Reproduce the entire listing word for word.

(Saved data entries)
○ ○ ○ ○ ○ ○ ○

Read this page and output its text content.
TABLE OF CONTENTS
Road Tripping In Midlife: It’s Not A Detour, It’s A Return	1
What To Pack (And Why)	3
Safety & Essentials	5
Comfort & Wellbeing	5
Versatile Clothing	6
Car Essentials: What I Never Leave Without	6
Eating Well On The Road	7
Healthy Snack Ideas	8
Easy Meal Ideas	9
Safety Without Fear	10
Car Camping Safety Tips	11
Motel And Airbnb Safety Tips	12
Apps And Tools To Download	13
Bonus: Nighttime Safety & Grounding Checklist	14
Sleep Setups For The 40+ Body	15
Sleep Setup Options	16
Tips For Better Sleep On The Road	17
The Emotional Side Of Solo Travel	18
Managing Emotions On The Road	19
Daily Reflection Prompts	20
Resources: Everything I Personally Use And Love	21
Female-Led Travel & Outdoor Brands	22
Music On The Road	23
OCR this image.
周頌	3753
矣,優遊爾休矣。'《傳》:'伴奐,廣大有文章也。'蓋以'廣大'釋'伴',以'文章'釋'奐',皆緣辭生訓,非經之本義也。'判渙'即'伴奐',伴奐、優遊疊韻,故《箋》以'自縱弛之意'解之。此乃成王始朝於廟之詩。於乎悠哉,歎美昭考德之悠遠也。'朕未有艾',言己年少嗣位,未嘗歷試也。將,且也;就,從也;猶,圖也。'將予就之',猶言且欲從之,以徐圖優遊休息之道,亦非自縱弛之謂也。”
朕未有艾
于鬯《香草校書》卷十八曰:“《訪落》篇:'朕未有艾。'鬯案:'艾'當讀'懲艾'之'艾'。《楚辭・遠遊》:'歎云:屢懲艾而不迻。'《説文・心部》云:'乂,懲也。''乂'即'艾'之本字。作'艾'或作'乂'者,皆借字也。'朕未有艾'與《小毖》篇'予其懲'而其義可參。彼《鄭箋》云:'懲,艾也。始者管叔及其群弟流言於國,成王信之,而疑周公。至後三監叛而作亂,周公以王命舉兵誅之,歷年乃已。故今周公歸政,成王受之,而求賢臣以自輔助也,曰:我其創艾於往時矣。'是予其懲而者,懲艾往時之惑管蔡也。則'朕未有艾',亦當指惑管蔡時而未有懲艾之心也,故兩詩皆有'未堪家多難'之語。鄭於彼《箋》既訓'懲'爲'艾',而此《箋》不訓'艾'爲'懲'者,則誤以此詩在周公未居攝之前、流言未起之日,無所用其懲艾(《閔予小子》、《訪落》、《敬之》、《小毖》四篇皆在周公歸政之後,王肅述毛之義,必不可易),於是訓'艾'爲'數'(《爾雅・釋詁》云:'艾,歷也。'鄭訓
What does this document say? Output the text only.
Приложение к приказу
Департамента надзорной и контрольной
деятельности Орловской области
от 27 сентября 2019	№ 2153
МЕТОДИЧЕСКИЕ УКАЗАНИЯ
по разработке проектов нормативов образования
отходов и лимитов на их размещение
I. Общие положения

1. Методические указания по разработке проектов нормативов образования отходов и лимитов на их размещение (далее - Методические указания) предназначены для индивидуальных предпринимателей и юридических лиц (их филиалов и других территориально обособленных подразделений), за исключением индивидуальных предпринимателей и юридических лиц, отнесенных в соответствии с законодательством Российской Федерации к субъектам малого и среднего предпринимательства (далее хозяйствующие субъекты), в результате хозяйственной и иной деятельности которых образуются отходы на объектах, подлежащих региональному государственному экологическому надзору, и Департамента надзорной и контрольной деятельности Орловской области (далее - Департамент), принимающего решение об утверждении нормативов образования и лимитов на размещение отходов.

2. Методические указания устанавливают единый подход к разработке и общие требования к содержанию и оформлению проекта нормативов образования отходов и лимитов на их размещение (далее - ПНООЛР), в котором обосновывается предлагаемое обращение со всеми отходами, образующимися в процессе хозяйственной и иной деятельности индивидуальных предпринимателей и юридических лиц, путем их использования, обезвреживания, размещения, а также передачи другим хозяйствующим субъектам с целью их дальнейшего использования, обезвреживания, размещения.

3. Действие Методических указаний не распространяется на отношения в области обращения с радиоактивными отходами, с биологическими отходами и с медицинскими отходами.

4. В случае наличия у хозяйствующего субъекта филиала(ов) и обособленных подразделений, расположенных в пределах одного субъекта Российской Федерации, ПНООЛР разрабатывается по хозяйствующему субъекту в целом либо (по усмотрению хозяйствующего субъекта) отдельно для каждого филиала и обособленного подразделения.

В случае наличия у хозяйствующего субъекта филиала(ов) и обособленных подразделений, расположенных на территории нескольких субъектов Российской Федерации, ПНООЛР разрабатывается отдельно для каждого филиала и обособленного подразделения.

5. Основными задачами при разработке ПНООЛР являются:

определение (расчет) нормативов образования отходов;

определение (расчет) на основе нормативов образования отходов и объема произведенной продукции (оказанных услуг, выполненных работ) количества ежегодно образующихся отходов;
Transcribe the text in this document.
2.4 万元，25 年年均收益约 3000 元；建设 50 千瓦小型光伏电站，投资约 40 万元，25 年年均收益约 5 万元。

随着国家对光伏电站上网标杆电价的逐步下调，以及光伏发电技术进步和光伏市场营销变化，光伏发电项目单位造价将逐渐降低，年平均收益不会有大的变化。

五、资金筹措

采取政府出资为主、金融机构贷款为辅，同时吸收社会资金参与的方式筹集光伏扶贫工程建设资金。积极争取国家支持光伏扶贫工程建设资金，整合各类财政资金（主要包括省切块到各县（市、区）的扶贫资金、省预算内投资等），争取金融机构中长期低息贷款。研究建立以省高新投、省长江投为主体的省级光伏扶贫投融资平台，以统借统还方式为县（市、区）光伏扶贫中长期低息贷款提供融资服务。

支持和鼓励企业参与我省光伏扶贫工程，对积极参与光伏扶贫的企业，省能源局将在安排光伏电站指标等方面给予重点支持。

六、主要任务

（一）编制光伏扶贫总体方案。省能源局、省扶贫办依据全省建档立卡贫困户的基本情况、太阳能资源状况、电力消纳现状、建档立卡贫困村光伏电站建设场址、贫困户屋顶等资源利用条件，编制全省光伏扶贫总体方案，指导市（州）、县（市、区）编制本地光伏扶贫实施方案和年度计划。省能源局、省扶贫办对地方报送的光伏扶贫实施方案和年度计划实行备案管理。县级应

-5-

○ ○ ○ ○ ○ ○ ○

** RESULT OF THIS TASK **
Read this page and output its text content.
TABLE OF CONTENTS
Road Tripping In Midlife: It’s Not A Detour, It’s A Return	1
What To Pack (And Why)	3
Safety & Essentials	5
Comfort & Wellbeing	5
Versatile Clothing	6
Car Essentials: What I Never Leave Without	6
Eating Well On The Road	7
Healthy Snack Ideas	8
Easy Meal Ideas	9
Safety Without Fear	10
Car Camping Safety Tips	11
Motel And Airbnb Safety Tips	12
Apps And Tools To Download	13
Bonus: Nighttime Safety & Grounding Checklist	14
Sleep Setups For The 40+ Body	15
Sleep Setup Options	16
Tips For Better Sleep On The Road	17
The Emotional Side Of Solo Travel	18
Managing Emotions On The Road	19
Daily Reflection Prompts	20
Resources: Everything I Personally Use And Love	21
Female-Led Travel & Outdoor Brands	22
Music On The Road	23
OCR this image.
周頌	3753
矣,優遊爾休矣。'《傳》:'伴奐,廣大有文章也。'蓋以'廣大'釋'伴',以'文章'釋'奐',皆緣辭生訓,非經之本義也。'判渙'即'伴奐',伴奐、優遊疊韻,故《箋》以'自縱弛之意'解之。此乃成王始朝於廟之詩。於乎悠哉,歎美昭考德之悠遠也。'朕未有艾',言己年少嗣位,未嘗歷試也。將,且也;就,從也;猶,圖也。'將予就之',猶言且欲從之,以徐圖優遊休息之道,亦非自縱弛之謂也。”
朕未有艾
于鬯《香草校書》卷十八曰:“《訪落》篇:'朕未有艾。'鬯案:'艾'當讀'懲艾'之'艾'。《楚辭・遠遊》:'歎云:屢懲艾而不迻。'《説文・心部》云:'乂,懲也。''乂'即'艾'之本字。作'艾'或作'乂'者,皆借字也。'朕未有艾'與《小毖》篇'予其懲'而其義可參。彼《鄭箋》云:'懲,艾也。始者管叔及其群弟流言於國,成王信之,而疑周公。至後三監叛而作亂,周公以王命舉兵誅之,歷年乃已。故今周公歸政,成王受之,而求賢臣以自輔助也,曰:我其創艾於往時矣。'是予其懲而者,懲艾往時之惑管蔡也。則'朕未有艾',亦當指惑管蔡時而未有懲艾之心也,故兩詩皆有'未堪家多難'之語。鄭於彼《箋》既訓'懲'爲'艾',而此《箋》不訓'艾'爲'懲'者,則誤以此詩在周公未居攝之前、流言未起之日,無所用其懲艾(《閔予小子》、《訪落》、《敬之》、《小毖》四篇皆在周公歸政之後,王肅述毛之義,必不可易),於是訓'艾'爲'數'(《爾雅・釋詁》云:'艾,歷也。'鄭訓
What does this document say? Output the text only.
Приложение к приказу
Департамента надзорной и контрольной
деятельности Орловской области
от 27 сентября 2019	№ 2153
МЕТОДИЧЕСКИЕ УКАЗАНИЯ
по разработке проектов нормативов образования
отходов и лимитов на их размещение
I. Общие положения

1. Методические указания по разработке проектов нормативов образования отходов и лимитов на их размещение (далее - Методические указания) предназначены для индивидуальных предпринимателей и юридических лиц (их филиалов и других территориально обособленных подразделений), за исключением индивидуальных предпринимателей и юридических лиц, отнесенных в соответствии с законодательством Российской Федерации к субъектам малого и среднего предпринимательства (далее хозяйствующие субъекты), в результате хозяйственной и иной деятельности которых образуются отходы на объектах, подлежащих региональному государственному экологическому надзору, и Департамента надзорной и контрольной деятельности Орловской области (далее - Департамент), принимающего решение об утверждении нормативов образования и лимитов на размещение отходов.

2. Методические указания устанавливают единый подход к разработке и общие требования к содержанию и оформлению проекта нормативов образования отходов и лимитов на их размещение (далее - ПНООЛР), в котором обосновывается предлагаемое обращение со всеми отходами, образующимися в процессе хозяйственной и иной деятельности индивидуальных предпринимателей и юридических лиц, путем их использования, обезвреживания, размещения, а также передачи другим хозяйствующим субъектам с целью их дальнейшего использования, обезвреживания, размещения.

3. Действие Методических указаний не распространяется на отношения в области обращения с радиоактивными отходами, с биологическими отходами и с медицинскими отходами.

4. В случае наличия у хозяйствующего субъекта филиала(ов) и обособленных подразделений, расположенных в пределах одного субъекта Российской Федерации, ПНООЛР разрабатывается по хозяйствующему субъекту в целом либо (по усмотрению хозяйствующего субъекта) отдельно для каждого филиала и обособленного подразделения.

В случае наличия у хозяйствующего субъекта филиала(ов) и обособленных подразделений, расположенных на территории нескольких субъектов Российской Федерации, ПНООЛР разрабатывается отдельно для каждого филиала и обособленного подразделения.

5. Основными задачами при разработке ПНООЛР являются:

определение (расчет) нормативов образования отходов;

определение (расчет) на основе нормативов образования отходов и объема произведенной продукции (оказанных услуг, выполненных работ) количества ежегодно образующихся отходов;
Transcribe the text in this document.
2.4 万元，25 年年均收益约 3000 元；建设 50 千瓦小型光伏电站，投资约 40 万元，25 年年均收益约 5 万元。

随着国家对光伏电站上网标杆电价的逐步下调，以及光伏发电技术进步和光伏市场营销变化，光伏发电项目单位造价将逐渐降低，年平均收益不会有大的变化。

五、资金筹措

采取政府出资为主、金融机构贷款为辅，同时吸收社会资金参与的方式筹集光伏扶贫工程建设资金。积极争取国家支持光伏扶贫工程建设资金，整合各类财政资金（主要包括省切块到各县（市、区）的扶贫资金、省预算内投资等），争取金融机构中长期低息贷款。研究建立以省高新投、省长江投为主体的省级光伏扶贫投融资平台，以统借统还方式为县（市、区）光伏扶贫中长期低息贷款提供融资服务。

支持和鼓励企业参与我省光伏扶贫工程，对积极参与光伏扶贫的企业，省能源局将在安排光伏电站指标等方面给予重点支持。

六、主要任务

（一）编制光伏扶贫总体方案。省能源局、省扶贫办依据全省建档立卡贫困户的基本情况、太阳能资源状况、电力消纳现状、建档立卡贫困村光伏电站建设场址、贫困户屋顶等资源利用条件，编制全省光伏扶贫总体方案，指导市（州）、县（市、区）编制本地光伏扶贫实施方案和年度计划。省能源局、省扶贫办对地方报送的光伏扶贫实施方案和年度计划实行备案管理。县级应

-5-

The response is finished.